● **What is needed**
Determine which lines contain the word "true", then copy those lines.

## Begin Listed records

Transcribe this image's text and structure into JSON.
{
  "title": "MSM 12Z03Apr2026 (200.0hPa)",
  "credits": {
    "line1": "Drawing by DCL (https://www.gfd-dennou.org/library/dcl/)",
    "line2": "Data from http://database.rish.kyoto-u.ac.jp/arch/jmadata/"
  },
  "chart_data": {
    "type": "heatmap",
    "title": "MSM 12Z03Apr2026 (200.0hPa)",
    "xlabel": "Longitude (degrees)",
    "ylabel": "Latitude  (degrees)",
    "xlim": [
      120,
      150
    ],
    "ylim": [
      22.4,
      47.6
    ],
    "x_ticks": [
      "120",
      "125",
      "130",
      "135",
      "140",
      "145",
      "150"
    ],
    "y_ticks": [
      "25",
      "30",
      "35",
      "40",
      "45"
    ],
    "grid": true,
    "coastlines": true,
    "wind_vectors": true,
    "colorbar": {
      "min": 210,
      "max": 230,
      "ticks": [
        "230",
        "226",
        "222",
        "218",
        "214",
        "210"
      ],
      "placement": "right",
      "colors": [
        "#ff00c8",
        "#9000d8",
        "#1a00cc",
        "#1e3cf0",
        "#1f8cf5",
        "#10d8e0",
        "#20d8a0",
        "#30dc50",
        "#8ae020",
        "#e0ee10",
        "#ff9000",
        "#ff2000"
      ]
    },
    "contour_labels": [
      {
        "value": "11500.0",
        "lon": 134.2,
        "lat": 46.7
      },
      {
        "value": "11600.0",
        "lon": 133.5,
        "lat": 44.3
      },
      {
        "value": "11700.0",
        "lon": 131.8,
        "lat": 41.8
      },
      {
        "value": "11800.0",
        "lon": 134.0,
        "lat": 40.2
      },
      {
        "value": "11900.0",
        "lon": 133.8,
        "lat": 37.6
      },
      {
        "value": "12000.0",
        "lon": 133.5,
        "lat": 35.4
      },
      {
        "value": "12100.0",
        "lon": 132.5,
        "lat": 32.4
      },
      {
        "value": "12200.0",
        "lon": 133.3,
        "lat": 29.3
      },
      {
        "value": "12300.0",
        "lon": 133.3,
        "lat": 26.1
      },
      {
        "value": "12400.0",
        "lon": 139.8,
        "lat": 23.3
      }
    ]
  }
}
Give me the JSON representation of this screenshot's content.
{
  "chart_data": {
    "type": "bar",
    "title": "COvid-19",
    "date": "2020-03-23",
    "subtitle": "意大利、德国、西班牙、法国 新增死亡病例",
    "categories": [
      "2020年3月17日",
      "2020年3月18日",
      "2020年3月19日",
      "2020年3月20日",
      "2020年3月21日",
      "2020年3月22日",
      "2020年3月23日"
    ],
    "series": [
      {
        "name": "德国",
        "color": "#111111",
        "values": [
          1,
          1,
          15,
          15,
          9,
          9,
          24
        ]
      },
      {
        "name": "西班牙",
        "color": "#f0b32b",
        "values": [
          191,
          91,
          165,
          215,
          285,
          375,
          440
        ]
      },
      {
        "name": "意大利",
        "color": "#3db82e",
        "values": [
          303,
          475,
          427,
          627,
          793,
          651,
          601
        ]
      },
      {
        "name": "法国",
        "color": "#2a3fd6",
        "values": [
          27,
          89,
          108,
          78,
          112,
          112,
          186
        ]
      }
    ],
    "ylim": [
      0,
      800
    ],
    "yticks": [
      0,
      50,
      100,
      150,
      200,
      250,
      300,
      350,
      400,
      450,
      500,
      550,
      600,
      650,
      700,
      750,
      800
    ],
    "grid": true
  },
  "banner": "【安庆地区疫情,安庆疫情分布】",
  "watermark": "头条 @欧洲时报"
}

## End Listed records

● **The response**
    "grid": true,
    "coastlines": true,
    "wind_vectors": true,
    "grid": true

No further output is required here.